▶ [EXCERPTED DATA]
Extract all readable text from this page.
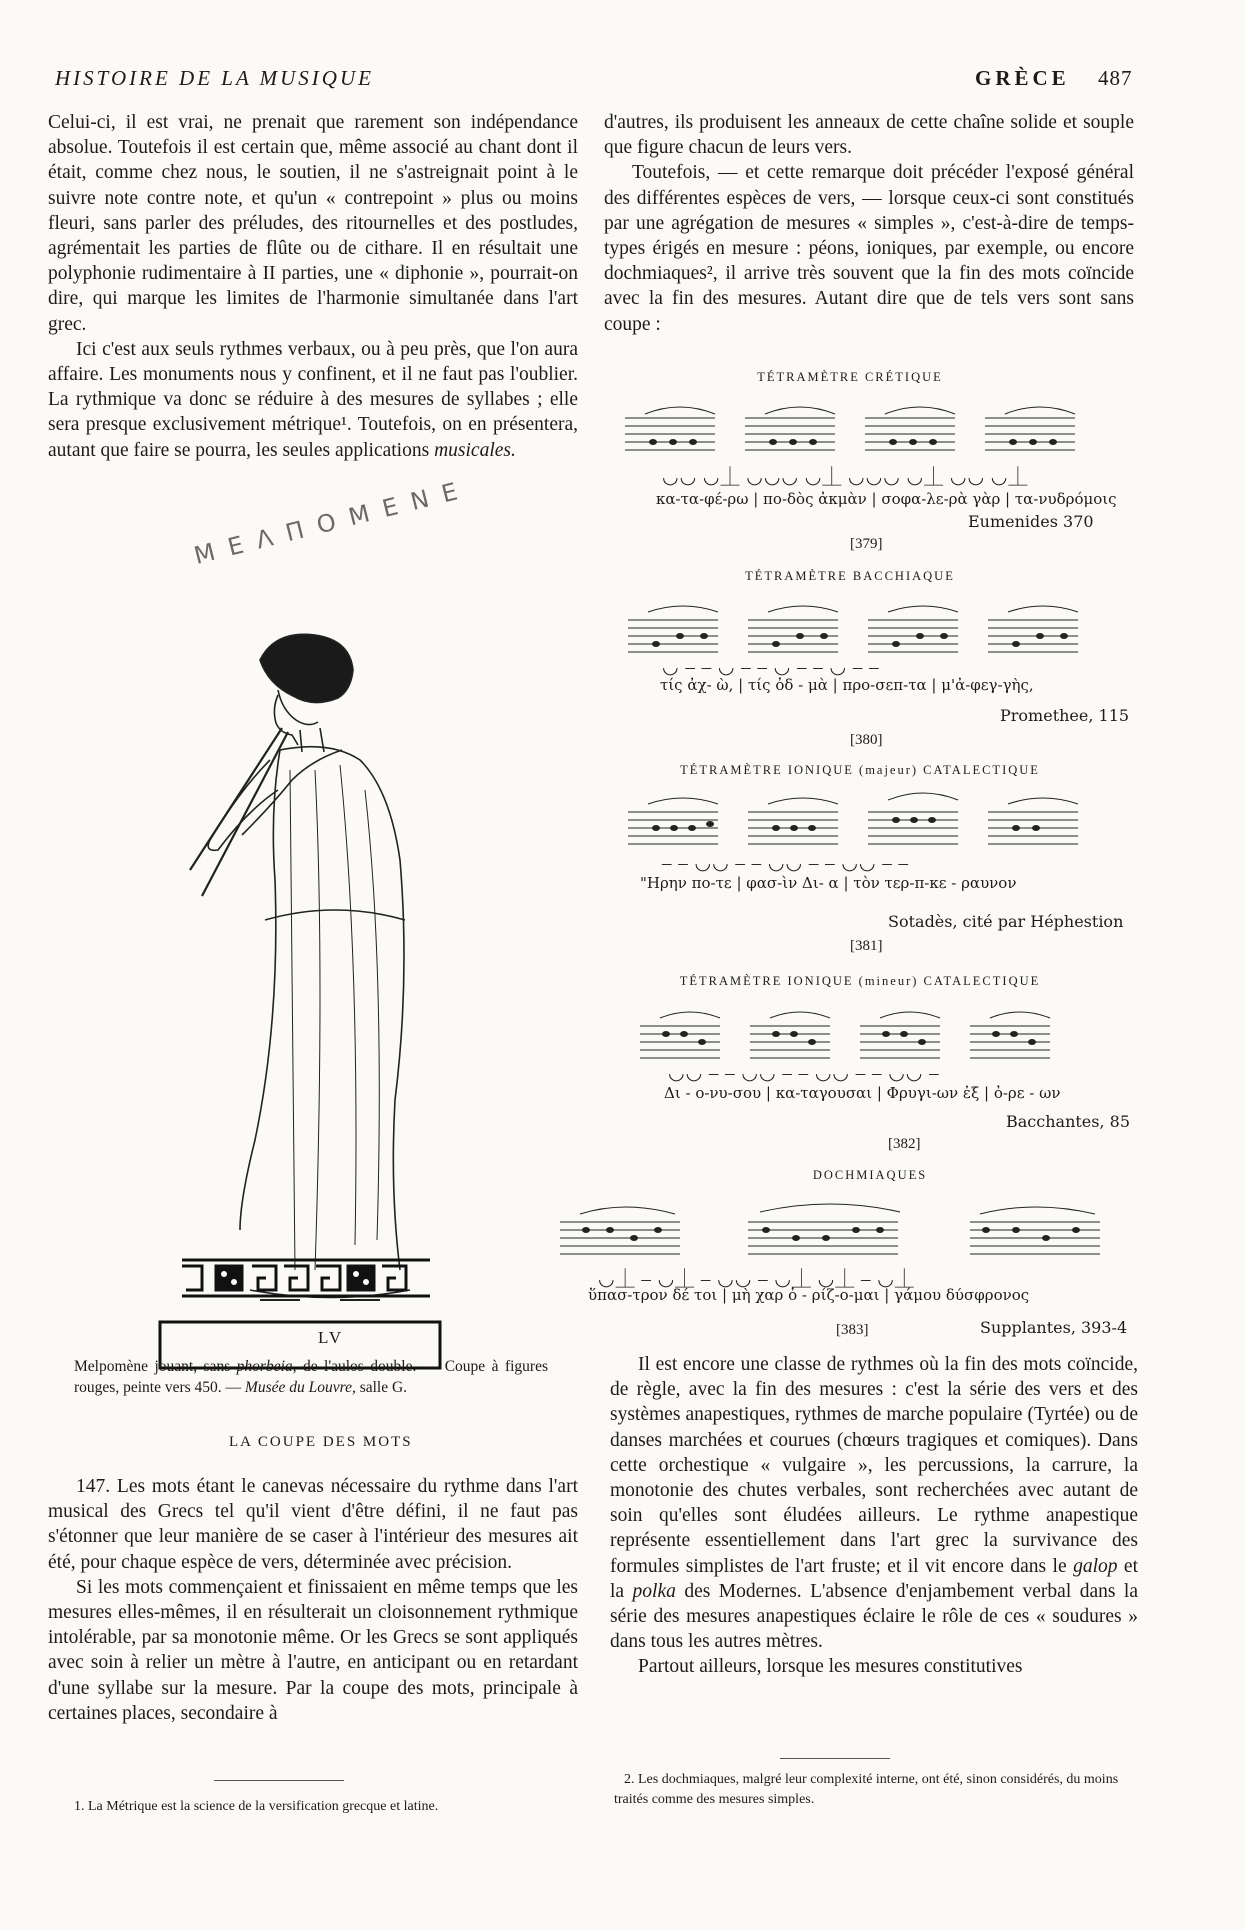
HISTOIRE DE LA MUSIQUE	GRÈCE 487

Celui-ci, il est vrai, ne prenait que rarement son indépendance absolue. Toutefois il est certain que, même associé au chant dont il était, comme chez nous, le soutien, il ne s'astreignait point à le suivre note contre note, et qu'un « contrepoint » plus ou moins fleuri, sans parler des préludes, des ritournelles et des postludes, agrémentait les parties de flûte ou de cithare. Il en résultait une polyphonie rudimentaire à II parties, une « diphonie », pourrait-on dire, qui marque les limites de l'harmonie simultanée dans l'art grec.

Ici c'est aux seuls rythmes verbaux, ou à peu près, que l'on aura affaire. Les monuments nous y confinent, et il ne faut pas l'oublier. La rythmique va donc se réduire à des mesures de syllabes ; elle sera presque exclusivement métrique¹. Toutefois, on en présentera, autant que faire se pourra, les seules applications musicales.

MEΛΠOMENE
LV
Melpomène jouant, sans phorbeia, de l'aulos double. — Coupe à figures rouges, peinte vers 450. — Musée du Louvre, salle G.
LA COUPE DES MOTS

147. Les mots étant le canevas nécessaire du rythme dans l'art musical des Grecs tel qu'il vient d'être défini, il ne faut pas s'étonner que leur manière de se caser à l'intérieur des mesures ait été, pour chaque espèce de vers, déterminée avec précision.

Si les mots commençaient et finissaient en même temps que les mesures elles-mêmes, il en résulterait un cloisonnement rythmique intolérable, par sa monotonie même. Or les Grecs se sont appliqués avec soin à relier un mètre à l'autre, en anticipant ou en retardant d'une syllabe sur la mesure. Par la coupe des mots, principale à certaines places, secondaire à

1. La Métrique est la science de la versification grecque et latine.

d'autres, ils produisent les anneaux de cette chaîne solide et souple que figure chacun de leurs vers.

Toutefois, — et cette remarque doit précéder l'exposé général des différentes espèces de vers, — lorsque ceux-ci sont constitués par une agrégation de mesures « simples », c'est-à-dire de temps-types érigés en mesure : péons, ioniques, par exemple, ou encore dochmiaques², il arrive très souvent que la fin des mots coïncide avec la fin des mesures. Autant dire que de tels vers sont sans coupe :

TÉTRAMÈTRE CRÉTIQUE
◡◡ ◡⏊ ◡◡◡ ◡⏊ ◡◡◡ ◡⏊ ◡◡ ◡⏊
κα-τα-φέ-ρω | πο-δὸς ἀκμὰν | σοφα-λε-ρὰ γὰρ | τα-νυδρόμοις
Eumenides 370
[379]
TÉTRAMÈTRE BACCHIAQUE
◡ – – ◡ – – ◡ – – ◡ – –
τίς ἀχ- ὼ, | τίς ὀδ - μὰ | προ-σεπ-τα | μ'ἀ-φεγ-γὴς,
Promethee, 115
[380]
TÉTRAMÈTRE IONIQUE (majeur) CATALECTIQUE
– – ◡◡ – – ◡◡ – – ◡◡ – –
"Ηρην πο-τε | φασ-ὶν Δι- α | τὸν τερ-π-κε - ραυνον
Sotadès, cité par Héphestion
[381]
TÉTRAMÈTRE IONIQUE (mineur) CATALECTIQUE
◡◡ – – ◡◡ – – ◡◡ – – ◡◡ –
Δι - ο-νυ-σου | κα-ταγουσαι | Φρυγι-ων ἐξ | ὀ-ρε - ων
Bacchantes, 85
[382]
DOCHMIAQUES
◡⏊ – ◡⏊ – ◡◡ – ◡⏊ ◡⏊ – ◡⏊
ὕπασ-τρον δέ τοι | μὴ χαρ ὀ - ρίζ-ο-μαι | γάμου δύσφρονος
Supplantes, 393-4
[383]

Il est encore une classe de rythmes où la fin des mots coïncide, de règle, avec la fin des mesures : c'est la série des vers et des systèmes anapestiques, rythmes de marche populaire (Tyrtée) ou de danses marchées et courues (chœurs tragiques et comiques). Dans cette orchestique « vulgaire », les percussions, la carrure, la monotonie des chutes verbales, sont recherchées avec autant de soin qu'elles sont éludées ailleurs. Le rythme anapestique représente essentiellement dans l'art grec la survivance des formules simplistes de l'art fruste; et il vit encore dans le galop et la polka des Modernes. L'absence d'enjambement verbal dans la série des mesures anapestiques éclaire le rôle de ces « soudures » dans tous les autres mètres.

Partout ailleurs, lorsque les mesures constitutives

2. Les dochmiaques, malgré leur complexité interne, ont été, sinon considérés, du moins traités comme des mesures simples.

▶ [WHAT YOU HAVE TO DO] Write the full listing out again with every line unchanged, but include no pictures.

▶ [SOLUTION TO THIS EXERCISE]
Extract all readable text from this page.
HISTOIRE DE LA MUSIQUE	GRÈCE 487

Celui-ci, il est vrai, ne prenait que rarement son indépendance absolue. Toutefois il est certain que, même associé au chant dont il était, comme chez nous, le soutien, il ne s'astreignait point à le suivre note contre note, et qu'un « contrepoint » plus ou moins fleuri, sans parler des préludes, des ritournelles et des postludes, agrémentait les parties de flûte ou de cithare. Il en résultait une polyphonie rudimentaire à II parties, une « diphonie », pourrait-on dire, qui marque les limites de l'harmonie simultanée dans l'art grec.

Ici c'est aux seuls rythmes verbaux, ou à peu près, que l'on aura affaire. Les monuments nous y confinent, et il ne faut pas l'oublier. La rythmique va donc se réduire à des mesures de syllabes ; elle sera presque exclusivement métrique¹. Toutefois, on en présentera, autant que faire se pourra, les seules applications musicales.

MEΛΠOMENE
LV
Melpomène jouant, sans phorbeia, de l'aulos double. — Coupe à figures rouges, peinte vers 450. — Musée du Louvre, salle G.
LA COUPE DES MOTS

147. Les mots étant le canevas nécessaire du rythme dans l'art musical des Grecs tel qu'il vient d'être défini, il ne faut pas s'étonner que leur manière de se caser à l'intérieur des mesures ait été, pour chaque espèce de vers, déterminée avec précision.

Si les mots commençaient et finissaient en même temps que les mesures elles-mêmes, il en résulterait un cloisonnement rythmique intolérable, par sa monotonie même. Or les Grecs se sont appliqués avec soin à relier un mètre à l'autre, en anticipant ou en retardant d'une syllabe sur la mesure. Par la coupe des mots, principale à certaines places, secondaire à

1. La Métrique est la science de la versification grecque et latine.

d'autres, ils produisent les anneaux de cette chaîne solide et souple que figure chacun de leurs vers.

Toutefois, — et cette remarque doit précéder l'exposé général des différentes espèces de vers, — lorsque ceux-ci sont constitués par une agrégation de mesures « simples », c'est-à-dire de temps-types érigés en mesure : péons, ioniques, par exemple, ou encore dochmiaques², il arrive très souvent que la fin des mots coïncide avec la fin des mesures. Autant dire que de tels vers sont sans coupe :

TÉTRAMÈTRE CRÉTIQUE
◡◡ ◡⏊ ◡◡◡ ◡⏊ ◡◡◡ ◡⏊ ◡◡ ◡⏊
κα-τα-φέ-ρω | πο-δὸς ἀκμὰν | σοφα-λε-ρὰ γὰρ | τα-νυδρόμοις
Eumenides 370
[379]
TÉTRAMÈTRE BACCHIAQUE
◡ – – ◡ – – ◡ – – ◡ – –
τίς ἀχ- ὼ, | τίς ὀδ - μὰ | προ-σεπ-τα | μ'ἀ-φεγ-γὴς,
Promethee, 115
[380]
TÉTRAMÈTRE IONIQUE (majeur) CATALECTIQUE
– – ◡◡ – – ◡◡ – – ◡◡ – –
"Ηρην πο-τε | φασ-ὶν Δι- α | τὸν τερ-π-κε - ραυνον
Sotadès, cité par Héphestion
[381]
TÉTRAMÈTRE IONIQUE (mineur) CATALECTIQUE
◡◡ – – ◡◡ – – ◡◡ – – ◡◡ –
Δι - ο-νυ-σου | κα-ταγουσαι | Φρυγι-ων ἐξ | ὀ-ρε - ων
Bacchantes, 85
[382]
DOCHMIAQUES
◡⏊ – ◡⏊ – ◡◡ – ◡⏊ ◡⏊ – ◡⏊
ὕπασ-τρον δέ τοι | μὴ χαρ ὀ - ρίζ-ο-μαι | γάμου δύσφρονος
Supplantes, 393-4
[383]

Il est encore une classe de rythmes où la fin des mots coïncide, de règle, avec la fin des mesures : c'est la série des vers et des systèmes anapestiques, rythmes de marche populaire (Tyrtée) ou de danses marchées et courues (chœurs tragiques et comiques). Dans cette orchestique « vulgaire », les percussions, la carrure, la monotonie des chutes verbales, sont recherchées avec autant de soin qu'elles sont éludées ailleurs. Le rythme anapestique représente essentiellement dans l'art grec la survivance des formules simplistes de l'art fruste; et il vit encore dans le galop et la polka des Modernes. L'absence d'enjambement verbal dans la série des mesures anapestiques éclaire le rôle de ces « soudures » dans tous les autres mètres.

Partout ailleurs, lorsque les mesures constitutives

2. Les dochmiaques, malgré leur complexité interne, ont été, sinon considérés, du moins traités comme des mesures simples.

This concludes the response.